===== Records shown =====

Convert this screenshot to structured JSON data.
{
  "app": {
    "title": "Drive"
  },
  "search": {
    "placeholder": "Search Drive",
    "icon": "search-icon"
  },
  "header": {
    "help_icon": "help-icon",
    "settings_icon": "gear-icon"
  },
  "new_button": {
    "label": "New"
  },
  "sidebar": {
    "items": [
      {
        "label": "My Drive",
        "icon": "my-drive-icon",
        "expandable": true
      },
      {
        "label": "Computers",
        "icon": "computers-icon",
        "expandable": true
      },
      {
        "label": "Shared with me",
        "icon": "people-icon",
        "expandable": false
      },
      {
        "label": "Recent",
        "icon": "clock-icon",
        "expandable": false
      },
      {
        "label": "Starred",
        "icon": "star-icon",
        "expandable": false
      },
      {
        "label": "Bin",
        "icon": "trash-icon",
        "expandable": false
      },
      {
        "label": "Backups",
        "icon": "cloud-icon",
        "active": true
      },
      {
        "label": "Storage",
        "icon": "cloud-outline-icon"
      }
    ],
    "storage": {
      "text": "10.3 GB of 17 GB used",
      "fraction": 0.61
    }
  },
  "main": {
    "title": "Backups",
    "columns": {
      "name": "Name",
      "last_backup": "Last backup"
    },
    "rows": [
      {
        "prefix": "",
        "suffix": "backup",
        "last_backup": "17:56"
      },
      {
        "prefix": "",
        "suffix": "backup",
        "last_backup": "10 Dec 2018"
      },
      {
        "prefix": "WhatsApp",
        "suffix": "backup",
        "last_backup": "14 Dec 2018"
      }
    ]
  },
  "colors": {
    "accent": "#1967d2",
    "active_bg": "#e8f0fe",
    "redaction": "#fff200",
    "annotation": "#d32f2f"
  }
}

=====

Problem details
Every line of the listing that holds "cloud" should be found and copied.

Reply
        "icon": "cloud-icon",
        "icon": "cloud-outline-icon"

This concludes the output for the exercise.